Excerpts from a figure dataset:
================
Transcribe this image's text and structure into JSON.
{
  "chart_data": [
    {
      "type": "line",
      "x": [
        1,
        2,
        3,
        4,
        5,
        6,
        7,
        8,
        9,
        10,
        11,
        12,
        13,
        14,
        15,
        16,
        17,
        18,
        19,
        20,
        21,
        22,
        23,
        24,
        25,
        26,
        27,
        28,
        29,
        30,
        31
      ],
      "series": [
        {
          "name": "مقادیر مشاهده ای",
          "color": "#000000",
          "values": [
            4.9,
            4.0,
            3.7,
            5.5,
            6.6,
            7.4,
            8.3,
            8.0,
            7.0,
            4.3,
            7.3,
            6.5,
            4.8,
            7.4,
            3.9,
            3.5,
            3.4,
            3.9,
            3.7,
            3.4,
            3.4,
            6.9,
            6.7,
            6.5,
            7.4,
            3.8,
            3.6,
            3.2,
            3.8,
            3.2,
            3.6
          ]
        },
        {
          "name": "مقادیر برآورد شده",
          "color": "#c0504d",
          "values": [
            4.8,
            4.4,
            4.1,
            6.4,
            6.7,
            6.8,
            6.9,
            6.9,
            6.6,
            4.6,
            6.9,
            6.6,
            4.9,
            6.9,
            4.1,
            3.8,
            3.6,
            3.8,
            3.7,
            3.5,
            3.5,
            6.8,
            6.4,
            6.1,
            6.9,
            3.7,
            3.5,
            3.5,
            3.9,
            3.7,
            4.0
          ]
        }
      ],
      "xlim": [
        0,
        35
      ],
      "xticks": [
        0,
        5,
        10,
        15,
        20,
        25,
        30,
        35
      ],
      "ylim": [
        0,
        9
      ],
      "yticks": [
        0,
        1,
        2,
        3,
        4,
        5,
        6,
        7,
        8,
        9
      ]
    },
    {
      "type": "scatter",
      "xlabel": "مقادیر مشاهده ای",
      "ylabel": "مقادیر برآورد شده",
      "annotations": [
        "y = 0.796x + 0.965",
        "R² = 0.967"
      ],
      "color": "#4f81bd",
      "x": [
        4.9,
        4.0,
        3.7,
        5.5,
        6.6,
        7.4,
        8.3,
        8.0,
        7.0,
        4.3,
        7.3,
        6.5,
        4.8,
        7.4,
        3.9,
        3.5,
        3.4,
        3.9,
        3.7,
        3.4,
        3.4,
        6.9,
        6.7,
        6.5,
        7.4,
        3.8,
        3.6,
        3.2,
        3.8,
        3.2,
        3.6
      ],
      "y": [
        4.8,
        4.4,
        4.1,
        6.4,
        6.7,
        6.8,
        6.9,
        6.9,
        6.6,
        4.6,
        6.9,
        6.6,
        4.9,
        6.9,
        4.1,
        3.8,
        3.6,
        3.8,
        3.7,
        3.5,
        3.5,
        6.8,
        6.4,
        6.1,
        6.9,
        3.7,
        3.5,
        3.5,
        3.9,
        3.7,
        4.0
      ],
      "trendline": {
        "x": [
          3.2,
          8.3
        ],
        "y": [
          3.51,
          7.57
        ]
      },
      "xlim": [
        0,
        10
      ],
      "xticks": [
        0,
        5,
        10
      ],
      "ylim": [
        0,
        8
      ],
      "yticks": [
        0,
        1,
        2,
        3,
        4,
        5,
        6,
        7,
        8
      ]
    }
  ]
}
================
From the listing above, extract every line exactly as it stands.

● Final answer
Transcribe this image's text and structure into JSON.
{
  "chart_data": [
    {
      "type": "line",
      "x": [
        1,
        2,
        3,
        4,
        5,
        6,
        7,
        8,
        9,
        10,
        11,
        12,
        13,
        14,
        15,
        16,
        17,
        18,
        19,
        20,
        21,
        22,
        23,
        24,
        25,
        26,
        27,
        28,
        29,
        30,
        31
      ],
      "series": [
        {
          "name": "مقادیر مشاهده ای",
          "color": "#000000",
          "values": [
            4.9,
            4.0,
            3.7,
            5.5,
            6.6,
            7.4,
            8.3,
            8.0,
            7.0,
            4.3,
            7.3,
            6.5,
            4.8,
            7.4,
            3.9,
            3.5,
            3.4,
            3.9,
            3.7,
            3.4,
            3.4,
            6.9,
            6.7,
            6.5,
            7.4,
            3.8,
            3.6,
            3.2,
            3.8,
            3.2,
            3.6
          ]
        },
        {
          "name": "مقادیر برآورد شده",
          "color": "#c0504d",
          "values": [
            4.8,
            4.4,
            4.1,
            6.4,
            6.7,
            6.8,
            6.9,
            6.9,
            6.6,
            4.6,
            6.9,
            6.6,
            4.9,
            6.9,
            4.1,
            3.8,
            3.6,
            3.8,
            3.7,
            3.5,
            3.5,
            6.8,
            6.4,
            6.1,
            6.9,
            3.7,
            3.5,
            3.5,
            3.9,
            3.7,
            4.0
          ]
        }
      ],
      "xlim": [
        0,
        35
      ],
      "xticks": [
        0,
        5,
        10,
        15,
        20,
        25,
        30,
        35
      ],
      "ylim": [
        0,
        9
      ],
      "yticks": [
        0,
        1,
        2,
        3,
        4,
        5,
        6,
        7,
        8,
        9
      ]
    },
    {
      "type": "scatter",
      "xlabel": "مقادیر مشاهده ای",
      "ylabel": "مقادیر برآورد شده",
      "annotations": [
        "y = 0.796x + 0.965",
        "R² = 0.967"
      ],
      "color": "#4f81bd",
      "x": [
        4.9,
        4.0,
        3.7,
        5.5,
        6.6,
        7.4,
        8.3,
        8.0,
        7.0,
        4.3,
        7.3,
        6.5,
        4.8,
        7.4,
        3.9,
        3.5,
        3.4,
        3.9,
        3.7,
        3.4,
        3.4,
        6.9,
        6.7,
        6.5,
        7.4,
        3.8,
        3.6,
        3.2,
        3.8,
        3.2,
        3.6
      ],
      "y": [
        4.8,
        4.4,
        4.1,
        6.4,
        6.7,
        6.8,
        6.9,
        6.9,
        6.6,
        4.6,
        6.9,
        6.6,
        4.9,
        6.9,
        4.1,
        3.8,
        3.6,
        3.8,
        3.7,
        3.5,
        3.5,
        6.8,
        6.4,
        6.1,
        6.9,
        3.7,
        3.5,
        3.5,
        3.9,
        3.7,
        4.0
      ],
      "trendline": {
        "x": [
          3.2,
          8.3
        ],
        "y": [
          3.51,
          7.57
        ]
      },
      "xlim": [
        0,
        10
      ],
      "xticks": [
        0,
        5,
        10
      ],
      "ylim": [
        0,
        8
      ],
      "yticks": [
        0,
        1,
        2,
        3,
        4,
        5,
        6,
        7,
        8
      ]
    }
  ]
}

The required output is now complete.